Can the data below be set down again exactly, line for line?

===== Task inputs

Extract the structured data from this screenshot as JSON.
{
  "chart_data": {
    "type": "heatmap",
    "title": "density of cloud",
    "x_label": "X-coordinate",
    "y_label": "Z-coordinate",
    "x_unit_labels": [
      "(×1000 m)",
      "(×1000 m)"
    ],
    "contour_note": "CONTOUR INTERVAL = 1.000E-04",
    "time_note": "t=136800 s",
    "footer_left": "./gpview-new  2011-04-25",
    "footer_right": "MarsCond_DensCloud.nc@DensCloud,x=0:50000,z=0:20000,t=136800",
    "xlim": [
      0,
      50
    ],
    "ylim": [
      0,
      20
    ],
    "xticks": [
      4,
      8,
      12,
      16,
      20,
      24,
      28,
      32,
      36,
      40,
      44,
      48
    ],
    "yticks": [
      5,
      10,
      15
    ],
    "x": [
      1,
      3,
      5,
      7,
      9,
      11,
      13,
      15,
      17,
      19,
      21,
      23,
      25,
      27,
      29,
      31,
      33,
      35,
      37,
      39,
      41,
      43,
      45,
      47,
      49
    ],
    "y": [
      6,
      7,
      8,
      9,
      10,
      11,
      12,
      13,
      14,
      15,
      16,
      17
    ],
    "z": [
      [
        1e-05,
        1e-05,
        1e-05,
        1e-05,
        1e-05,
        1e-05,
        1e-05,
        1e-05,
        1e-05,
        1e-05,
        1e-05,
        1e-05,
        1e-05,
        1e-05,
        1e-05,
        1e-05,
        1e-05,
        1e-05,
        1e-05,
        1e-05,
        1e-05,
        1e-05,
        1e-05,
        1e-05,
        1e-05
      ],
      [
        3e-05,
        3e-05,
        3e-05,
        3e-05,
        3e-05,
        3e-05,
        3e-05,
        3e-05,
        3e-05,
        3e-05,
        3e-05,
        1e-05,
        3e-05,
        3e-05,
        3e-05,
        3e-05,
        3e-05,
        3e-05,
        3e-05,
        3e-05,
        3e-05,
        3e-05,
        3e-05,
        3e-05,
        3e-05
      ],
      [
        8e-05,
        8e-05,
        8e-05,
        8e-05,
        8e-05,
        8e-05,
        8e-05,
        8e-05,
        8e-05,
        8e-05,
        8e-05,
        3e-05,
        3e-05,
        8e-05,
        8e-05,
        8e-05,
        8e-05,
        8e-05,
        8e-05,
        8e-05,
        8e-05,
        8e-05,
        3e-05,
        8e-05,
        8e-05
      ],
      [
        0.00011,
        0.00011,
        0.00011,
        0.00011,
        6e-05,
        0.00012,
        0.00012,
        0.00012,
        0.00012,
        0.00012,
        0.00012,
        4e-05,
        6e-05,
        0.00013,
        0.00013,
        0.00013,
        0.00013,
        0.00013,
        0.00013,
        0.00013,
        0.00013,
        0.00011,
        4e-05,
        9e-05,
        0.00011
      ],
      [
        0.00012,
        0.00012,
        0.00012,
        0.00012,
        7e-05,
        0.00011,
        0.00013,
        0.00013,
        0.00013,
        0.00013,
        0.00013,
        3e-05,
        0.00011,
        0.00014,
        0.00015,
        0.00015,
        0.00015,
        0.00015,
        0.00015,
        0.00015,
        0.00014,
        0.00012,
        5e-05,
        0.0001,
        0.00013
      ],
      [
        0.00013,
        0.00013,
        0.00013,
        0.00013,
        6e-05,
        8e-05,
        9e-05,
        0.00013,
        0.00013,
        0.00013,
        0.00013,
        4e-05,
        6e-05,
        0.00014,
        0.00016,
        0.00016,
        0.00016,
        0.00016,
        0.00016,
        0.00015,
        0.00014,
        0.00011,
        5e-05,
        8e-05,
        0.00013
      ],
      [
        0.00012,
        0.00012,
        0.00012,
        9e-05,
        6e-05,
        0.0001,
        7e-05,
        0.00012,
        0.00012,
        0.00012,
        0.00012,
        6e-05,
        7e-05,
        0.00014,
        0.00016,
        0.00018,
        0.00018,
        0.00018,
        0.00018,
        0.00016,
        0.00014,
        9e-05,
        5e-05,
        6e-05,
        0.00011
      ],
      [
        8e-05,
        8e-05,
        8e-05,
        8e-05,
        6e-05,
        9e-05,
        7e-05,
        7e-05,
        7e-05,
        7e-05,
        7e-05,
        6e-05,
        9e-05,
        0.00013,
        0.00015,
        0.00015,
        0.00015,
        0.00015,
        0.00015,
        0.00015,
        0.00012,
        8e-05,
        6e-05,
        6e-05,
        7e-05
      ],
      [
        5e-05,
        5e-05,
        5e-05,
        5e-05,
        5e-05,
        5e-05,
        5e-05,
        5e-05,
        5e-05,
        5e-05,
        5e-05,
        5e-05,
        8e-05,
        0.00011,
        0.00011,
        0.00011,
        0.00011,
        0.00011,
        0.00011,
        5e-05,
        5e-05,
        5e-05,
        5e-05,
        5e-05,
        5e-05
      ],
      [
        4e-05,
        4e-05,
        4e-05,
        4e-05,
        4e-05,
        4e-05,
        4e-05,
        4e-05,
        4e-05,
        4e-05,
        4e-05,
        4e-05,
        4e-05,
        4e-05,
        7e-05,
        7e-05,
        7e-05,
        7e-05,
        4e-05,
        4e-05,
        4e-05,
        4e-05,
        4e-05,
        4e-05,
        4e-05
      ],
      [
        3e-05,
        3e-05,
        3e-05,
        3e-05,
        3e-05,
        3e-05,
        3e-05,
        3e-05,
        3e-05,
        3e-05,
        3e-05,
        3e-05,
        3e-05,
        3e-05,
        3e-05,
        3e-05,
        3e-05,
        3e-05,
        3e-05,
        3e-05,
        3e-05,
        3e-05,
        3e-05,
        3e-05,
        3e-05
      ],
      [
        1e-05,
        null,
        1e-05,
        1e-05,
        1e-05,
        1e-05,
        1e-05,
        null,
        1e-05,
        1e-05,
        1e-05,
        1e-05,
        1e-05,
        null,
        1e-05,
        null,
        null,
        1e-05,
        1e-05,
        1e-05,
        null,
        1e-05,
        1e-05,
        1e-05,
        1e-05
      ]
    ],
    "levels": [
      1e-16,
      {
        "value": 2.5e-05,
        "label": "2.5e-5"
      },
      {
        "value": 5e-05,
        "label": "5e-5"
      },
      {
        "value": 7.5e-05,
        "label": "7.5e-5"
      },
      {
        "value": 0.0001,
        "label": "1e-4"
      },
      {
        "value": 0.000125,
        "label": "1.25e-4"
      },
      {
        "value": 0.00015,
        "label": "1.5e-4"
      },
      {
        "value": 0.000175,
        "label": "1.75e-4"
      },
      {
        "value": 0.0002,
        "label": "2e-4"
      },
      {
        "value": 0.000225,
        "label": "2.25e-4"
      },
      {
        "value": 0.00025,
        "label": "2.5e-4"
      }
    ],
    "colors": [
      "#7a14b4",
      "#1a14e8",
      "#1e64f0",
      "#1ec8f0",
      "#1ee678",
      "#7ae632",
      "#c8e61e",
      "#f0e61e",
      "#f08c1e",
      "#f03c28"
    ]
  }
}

==========

=== The output ===
Extract the structured data from this screenshot as JSON.
{
  "chart_data": {
    "type": "heatmap",
    "title": "density of cloud",
    "x_label": "X-coordinate",
    "y_label": "Z-coordinate",
    "x_unit_labels": [
      "(×1000 m)",
      "(×1000 m)"
    ],
    "contour_note": "CONTOUR INTERVAL = 1.000E-04",
    "time_note": "t=136800 s",
    "footer_left": "./gpview-new  2011-04-25",
    "footer_right": "MarsCond_DensCloud.nc@DensCloud,x=0:50000,z=0:20000,t=136800",
    "xlim": [
      0,
      50
    ],
    "ylim": [
      0,
      20
    ],
    "xticks": [
      4,
      8,
      12,
      16,
      20,
      24,
      28,
      32,
      36,
      40,
      44,
      48
    ],
    "yticks": [
      5,
      10,
      15
    ],
    "x": [
      1,
      3,
      5,
      7,
      9,
      11,
      13,
      15,
      17,
      19,
      21,
      23,
      25,
      27,
      29,
      31,
      33,
      35,
      37,
      39,
      41,
      43,
      45,
      47,
      49
    ],
    "y": [
      6,
      7,
      8,
      9,
      10,
      11,
      12,
      13,
      14,
      15,
      16,
      17
    ],
    "z": [
      [
        1e-05,
        1e-05,
        1e-05,
        1e-05,
        1e-05,
        1e-05,
        1e-05,
        1e-05,
        1e-05,
        1e-05,
        1e-05,
        1e-05,
        1e-05,
        1e-05,
        1e-05,
        1e-05,
        1e-05,
        1e-05,
        1e-05,
        1e-05,
        1e-05,
        1e-05,
        1e-05,
        1e-05,
        1e-05
      ],
      [
        3e-05,
        3e-05,
        3e-05,
        3e-05,
        3e-05,
        3e-05,
        3e-05,
        3e-05,
        3e-05,
        3e-05,
        3e-05,
        1e-05,
        3e-05,
        3e-05,
        3e-05,
        3e-05,
        3e-05,
        3e-05,
        3e-05,
        3e-05,
        3e-05,
        3e-05,
        3e-05,
        3e-05,
        3e-05
      ],
      [
        8e-05,
        8e-05,
        8e-05,
        8e-05,
        8e-05,
        8e-05,
        8e-05,
        8e-05,
        8e-05,
        8e-05,
        8e-05,
        3e-05,
        3e-05,
        8e-05,
        8e-05,
        8e-05,
        8e-05,
        8e-05,
        8e-05,
        8e-05,
        8e-05,
        8e-05,
        3e-05,
        8e-05,
        8e-05
      ],
      [
        0.00011,
        0.00011,
        0.00011,
        0.00011,
        6e-05,
        0.00012,
        0.00012,
        0.00012,
        0.00012,
        0.00012,
        0.00012,
        4e-05,
        6e-05,
        0.00013,
        0.00013,
        0.00013,
        0.00013,
        0.00013,
        0.00013,
        0.00013,
        0.00013,
        0.00011,
        4e-05,
        9e-05,
        0.00011
      ],
      [
        0.00012,
        0.00012,
        0.00012,
        0.00012,
        7e-05,
        0.00011,
        0.00013,
        0.00013,
        0.00013,
        0.00013,
        0.00013,
        3e-05,
        0.00011,
        0.00014,
        0.00015,
        0.00015,
        0.00015,
        0.00015,
        0.00015,
        0.00015,
        0.00014,
        0.00012,
        5e-05,
        0.0001,
        0.00013
      ],
      [
        0.00013,
        0.00013,
        0.00013,
        0.00013,
        6e-05,
        8e-05,
        9e-05,
        0.00013,
        0.00013,
        0.00013,
        0.00013,
        4e-05,
        6e-05,
        0.00014,
        0.00016,
        0.00016,
        0.00016,
        0.00016,
        0.00016,
        0.00015,
        0.00014,
        0.00011,
        5e-05,
        8e-05,
        0.00013
      ],
      [
        0.00012,
        0.00012,
        0.00012,
        9e-05,
        6e-05,
        0.0001,
        7e-05,
        0.00012,
        0.00012,
        0.00012,
        0.00012,
        6e-05,
        7e-05,
        0.00014,
        0.00016,
        0.00018,
        0.00018,
        0.00018,
        0.00018,
        0.00016,
        0.00014,
        9e-05,
        5e-05,
        6e-05,
        0.00011
      ],
      [
        8e-05,
        8e-05,
        8e-05,
        8e-05,
        6e-05,
        9e-05,
        7e-05,
        7e-05,
        7e-05,
        7e-05,
        7e-05,
        6e-05,
        9e-05,
        0.00013,
        0.00015,
        0.00015,
        0.00015,
        0.00015,
        0.00015,
        0.00015,
        0.00012,
        8e-05,
        6e-05,
        6e-05,
        7e-05
      ],
      [
        5e-05,
        5e-05,
        5e-05,
        5e-05,
        5e-05,
        5e-05,
        5e-05,
        5e-05,
        5e-05,
        5e-05,
        5e-05,
        5e-05,
        8e-05,
        0.00011,
        0.00011,
        0.00011,
        0.00011,
        0.00011,
        0.00011,
        5e-05,
        5e-05,
        5e-05,
        5e-05,
        5e-05,
        5e-05
      ],
      [
        4e-05,
        4e-05,
        4e-05,
        4e-05,
        4e-05,
        4e-05,
        4e-05,
        4e-05,
        4e-05,
        4e-05,
        4e-05,
        4e-05,
        4e-05,
        4e-05,
        7e-05,
        7e-05,
        7e-05,
        7e-05,
        4e-05,
        4e-05,
        4e-05,
        4e-05,
        4e-05,
        4e-05,
        4e-05
      ],
      [
        3e-05,
        3e-05,
        3e-05,
        3e-05,
        3e-05,
        3e-05,
        3e-05,
        3e-05,
        3e-05,
        3e-05,
        3e-05,
        3e-05,
        3e-05,
        3e-05,
        3e-05,
        3e-05,
        3e-05,
        3e-05,
        3e-05,
        3e-05,
        3e-05,
        3e-05,
        3e-05,
        3e-05,
        3e-05
      ],
      [
        1e-05,
        null,
        1e-05,
        1e-05,
        1e-05,
        1e-05,
        1e-05,
        null,
        1e-05,
        1e-05,
        1e-05,
        1e-05,
        1e-05,
        null,
        1e-05,
        null,
        null,
        1e-05,
        1e-05,
        1e-05,
        null,
        1e-05,
        1e-05,
        1e-05,
        1e-05
      ]
    ],
    "levels": [
      1e-16,
      {
        "value": 2.5e-05,
        "label": "2.5e-5"
      },
      {
        "value": 5e-05,
        "label": "5e-5"
      },
      {
        "value": 7.5e-05,
        "label": "7.5e-5"
      },
      {
        "value": 0.0001,
        "label": "1e-4"
      },
      {
        "value": 0.000125,
        "label": "1.25e-4"
      },
      {
        "value": 0.00015,
        "label": "1.5e-4"
      },
      {
        "value": 0.000175,
        "label": "1.75e-4"
      },
      {
        "value": 0.0002,
        "label": "2e-4"
      },
      {
        "value": 0.000225,
        "label": "2.25e-4"
      },
      {
        "value": 0.00025,
        "label": "2.5e-4"
      }
    ],
    "colors": [
      "#7a14b4",
      "#1a14e8",
      "#1e64f0",
      "#1ec8f0",
      "#1ee678",
      "#7ae632",
      "#c8e61e",
      "#f0e61e",
      "#f08c1e",
      "#f03c28"
    ]
  }
}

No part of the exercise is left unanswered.